* Exercise prompt:
Set each record down exactly, excluding all images.

Records from a collection
[Start]

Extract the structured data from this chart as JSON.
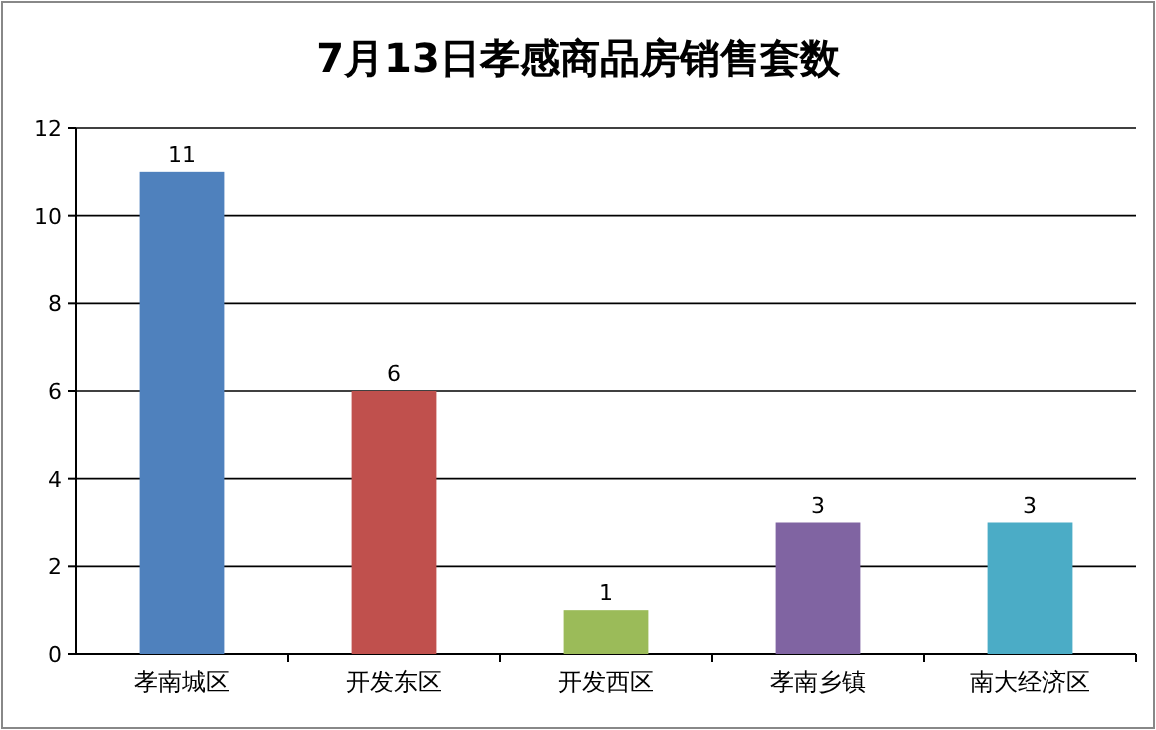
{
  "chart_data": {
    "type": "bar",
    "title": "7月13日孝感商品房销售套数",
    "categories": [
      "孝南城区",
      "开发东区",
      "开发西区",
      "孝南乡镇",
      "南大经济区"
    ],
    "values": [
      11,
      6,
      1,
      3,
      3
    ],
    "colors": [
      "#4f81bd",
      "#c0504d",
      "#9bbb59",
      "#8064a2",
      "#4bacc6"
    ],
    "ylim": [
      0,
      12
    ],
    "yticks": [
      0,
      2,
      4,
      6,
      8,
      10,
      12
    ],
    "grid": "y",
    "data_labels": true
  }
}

[End]

* Complete answer:
Extract the structured data from this chart as JSON.
{
  "chart_data": {
    "type": "bar",
    "title": "7月13日孝感商品房销售套数",
    "categories": [
      "孝南城区",
      "开发东区",
      "开发西区",
      "孝南乡镇",
      "南大经济区"
    ],
    "values": [
      11,
      6,
      1,
      3,
      3
    ],
    "colors": [
      "#4f81bd",
      "#c0504d",
      "#9bbb59",
      "#8064a2",
      "#4bacc6"
    ],
    "ylim": [
      0,
      12
    ],
    "yticks": [
      0,
      2,
      4,
      6,
      8,
      10,
      12
    ],
    "grid": "y",
    "data_labels": true
  }
}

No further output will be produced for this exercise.